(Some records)
----------------------------------------
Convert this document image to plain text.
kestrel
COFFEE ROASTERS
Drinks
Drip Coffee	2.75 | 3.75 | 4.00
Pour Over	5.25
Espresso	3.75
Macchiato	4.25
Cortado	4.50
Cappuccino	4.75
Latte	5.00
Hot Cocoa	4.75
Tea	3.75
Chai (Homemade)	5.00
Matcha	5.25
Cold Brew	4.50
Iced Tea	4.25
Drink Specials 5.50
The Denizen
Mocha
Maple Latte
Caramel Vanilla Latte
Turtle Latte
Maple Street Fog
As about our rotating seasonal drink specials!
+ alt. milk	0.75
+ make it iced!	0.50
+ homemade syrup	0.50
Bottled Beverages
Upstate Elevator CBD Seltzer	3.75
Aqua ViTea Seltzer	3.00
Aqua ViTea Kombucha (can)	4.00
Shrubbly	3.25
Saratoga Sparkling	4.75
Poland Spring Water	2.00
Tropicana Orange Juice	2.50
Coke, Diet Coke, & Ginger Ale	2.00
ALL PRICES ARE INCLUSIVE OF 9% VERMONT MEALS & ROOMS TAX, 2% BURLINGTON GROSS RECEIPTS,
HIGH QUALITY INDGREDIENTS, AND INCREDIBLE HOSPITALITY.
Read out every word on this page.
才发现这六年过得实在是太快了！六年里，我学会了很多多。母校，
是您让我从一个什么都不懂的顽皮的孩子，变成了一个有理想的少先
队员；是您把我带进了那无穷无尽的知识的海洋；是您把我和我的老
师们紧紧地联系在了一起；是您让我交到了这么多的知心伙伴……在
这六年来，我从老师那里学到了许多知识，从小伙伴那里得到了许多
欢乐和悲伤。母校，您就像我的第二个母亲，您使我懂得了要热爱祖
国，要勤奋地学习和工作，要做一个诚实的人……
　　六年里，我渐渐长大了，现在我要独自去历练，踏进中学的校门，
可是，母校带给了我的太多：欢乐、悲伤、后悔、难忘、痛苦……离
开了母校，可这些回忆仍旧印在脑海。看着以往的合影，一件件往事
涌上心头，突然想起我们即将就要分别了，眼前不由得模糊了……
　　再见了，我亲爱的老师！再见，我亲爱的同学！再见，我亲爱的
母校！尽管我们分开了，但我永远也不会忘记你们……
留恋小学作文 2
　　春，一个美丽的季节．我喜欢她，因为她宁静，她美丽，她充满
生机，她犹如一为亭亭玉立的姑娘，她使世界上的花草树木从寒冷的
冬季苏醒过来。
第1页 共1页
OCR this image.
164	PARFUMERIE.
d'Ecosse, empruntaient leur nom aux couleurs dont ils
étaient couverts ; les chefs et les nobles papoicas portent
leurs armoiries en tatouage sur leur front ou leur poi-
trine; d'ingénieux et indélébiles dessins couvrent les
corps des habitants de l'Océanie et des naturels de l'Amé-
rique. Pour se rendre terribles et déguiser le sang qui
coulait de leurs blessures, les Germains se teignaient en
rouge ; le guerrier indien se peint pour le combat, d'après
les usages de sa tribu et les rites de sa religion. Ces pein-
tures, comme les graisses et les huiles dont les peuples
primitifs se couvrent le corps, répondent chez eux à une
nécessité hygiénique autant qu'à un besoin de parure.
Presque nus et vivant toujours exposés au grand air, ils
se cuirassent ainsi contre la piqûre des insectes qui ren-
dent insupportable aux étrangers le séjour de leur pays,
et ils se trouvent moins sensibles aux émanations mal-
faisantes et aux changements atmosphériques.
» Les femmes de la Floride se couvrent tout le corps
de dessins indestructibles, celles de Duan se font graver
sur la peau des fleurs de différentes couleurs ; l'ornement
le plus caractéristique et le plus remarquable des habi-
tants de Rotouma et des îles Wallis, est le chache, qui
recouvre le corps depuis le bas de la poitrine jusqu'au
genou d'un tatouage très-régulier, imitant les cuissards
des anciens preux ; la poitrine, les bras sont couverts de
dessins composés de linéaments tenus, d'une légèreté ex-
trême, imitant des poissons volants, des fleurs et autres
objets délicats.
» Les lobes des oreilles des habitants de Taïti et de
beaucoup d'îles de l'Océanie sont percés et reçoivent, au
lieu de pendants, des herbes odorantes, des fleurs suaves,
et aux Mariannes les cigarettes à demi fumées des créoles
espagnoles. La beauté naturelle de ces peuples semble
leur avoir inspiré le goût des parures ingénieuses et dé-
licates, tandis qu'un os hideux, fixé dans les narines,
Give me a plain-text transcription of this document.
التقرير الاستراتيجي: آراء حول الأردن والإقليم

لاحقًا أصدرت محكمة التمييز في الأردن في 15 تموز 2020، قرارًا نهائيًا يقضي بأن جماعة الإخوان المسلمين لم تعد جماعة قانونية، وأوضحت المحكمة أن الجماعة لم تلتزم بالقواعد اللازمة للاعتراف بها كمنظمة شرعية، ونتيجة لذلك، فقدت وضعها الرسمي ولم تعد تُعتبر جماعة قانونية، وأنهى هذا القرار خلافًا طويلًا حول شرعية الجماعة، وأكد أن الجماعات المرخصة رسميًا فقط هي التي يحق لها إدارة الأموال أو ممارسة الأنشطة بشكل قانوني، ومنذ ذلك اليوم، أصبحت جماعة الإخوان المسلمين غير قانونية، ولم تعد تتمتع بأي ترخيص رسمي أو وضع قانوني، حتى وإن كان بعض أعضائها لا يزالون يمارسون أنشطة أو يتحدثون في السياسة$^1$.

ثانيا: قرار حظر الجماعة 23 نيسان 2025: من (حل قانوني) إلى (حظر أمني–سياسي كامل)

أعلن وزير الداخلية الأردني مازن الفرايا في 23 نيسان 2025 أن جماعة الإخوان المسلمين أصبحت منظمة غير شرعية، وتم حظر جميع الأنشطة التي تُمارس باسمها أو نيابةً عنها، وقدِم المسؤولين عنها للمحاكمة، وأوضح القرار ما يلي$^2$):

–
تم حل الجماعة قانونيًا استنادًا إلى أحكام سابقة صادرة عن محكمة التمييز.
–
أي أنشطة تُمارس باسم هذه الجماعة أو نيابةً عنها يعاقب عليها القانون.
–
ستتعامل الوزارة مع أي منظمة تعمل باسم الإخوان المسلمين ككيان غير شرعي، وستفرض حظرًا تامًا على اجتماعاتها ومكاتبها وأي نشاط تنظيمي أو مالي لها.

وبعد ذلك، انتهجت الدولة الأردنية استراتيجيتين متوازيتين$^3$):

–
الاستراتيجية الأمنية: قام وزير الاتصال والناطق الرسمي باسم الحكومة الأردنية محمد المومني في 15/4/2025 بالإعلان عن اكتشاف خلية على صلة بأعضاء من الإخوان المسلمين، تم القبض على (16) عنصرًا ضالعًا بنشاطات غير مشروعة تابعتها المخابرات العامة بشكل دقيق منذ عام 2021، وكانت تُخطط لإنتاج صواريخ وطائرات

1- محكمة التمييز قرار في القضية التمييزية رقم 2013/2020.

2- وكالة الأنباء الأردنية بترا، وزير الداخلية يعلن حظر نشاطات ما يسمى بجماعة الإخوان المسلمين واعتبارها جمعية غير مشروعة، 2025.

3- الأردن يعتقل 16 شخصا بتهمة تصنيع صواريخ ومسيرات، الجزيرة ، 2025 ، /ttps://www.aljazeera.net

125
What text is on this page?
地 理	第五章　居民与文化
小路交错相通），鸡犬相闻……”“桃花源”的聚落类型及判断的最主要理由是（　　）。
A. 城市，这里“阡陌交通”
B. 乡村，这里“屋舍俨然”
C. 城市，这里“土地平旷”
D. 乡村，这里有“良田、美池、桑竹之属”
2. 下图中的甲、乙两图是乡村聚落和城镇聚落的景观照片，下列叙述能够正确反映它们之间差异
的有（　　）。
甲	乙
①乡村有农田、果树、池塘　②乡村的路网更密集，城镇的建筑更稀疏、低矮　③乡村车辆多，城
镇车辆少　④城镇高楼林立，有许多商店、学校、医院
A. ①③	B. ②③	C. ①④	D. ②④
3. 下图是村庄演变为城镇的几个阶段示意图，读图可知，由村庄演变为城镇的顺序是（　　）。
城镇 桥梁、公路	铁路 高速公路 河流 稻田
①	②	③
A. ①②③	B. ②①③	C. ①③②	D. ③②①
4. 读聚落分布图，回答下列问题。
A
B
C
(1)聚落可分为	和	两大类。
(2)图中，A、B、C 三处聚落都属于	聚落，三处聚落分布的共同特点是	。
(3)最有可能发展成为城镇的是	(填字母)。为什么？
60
----------------------------------------
TASK STATEMENT:
Only the lines from the one containing "What text is on this page?" through the end of the material should be reproduced, exactly, with both ends included.

WRITTEN REPLY:
What text is on this page?
地 理	第五章　居民与文化
小路交错相通），鸡犬相闻……”“桃花源”的聚落类型及判断的最主要理由是（　　）。
A. 城市，这里“阡陌交通”
B. 乡村，这里“屋舍俨然”
C. 城市，这里“土地平旷”
D. 乡村，这里有“良田、美池、桑竹之属”
2. 下图中的甲、乙两图是乡村聚落和城镇聚落的景观照片，下列叙述能够正确反映它们之间差异
的有（　　）。
甲	乙
①乡村有农田、果树、池塘　②乡村的路网更密集，城镇的建筑更稀疏、低矮　③乡村车辆多，城
镇车辆少　④城镇高楼林立，有许多商店、学校、医院
A. ①③	B. ②③	C. ①④	D. ②④
3. 下图是村庄演变为城镇的几个阶段示意图，读图可知，由村庄演变为城镇的顺序是（　　）。
城镇 桥梁、公路	铁路 高速公路 河流 稻田
①	②	③
A. ①②③	B. ②①③	C. ①③②	D. ③②①
4. 读聚落分布图，回答下列问题。
A
B
C
(1)聚落可分为	和	两大类。
(2)图中，A、B、C 三处聚落都属于	聚落，三处聚落分布的共同特点是	。
(3)最有可能发展成为城镇的是	(填字母)。为什么？
60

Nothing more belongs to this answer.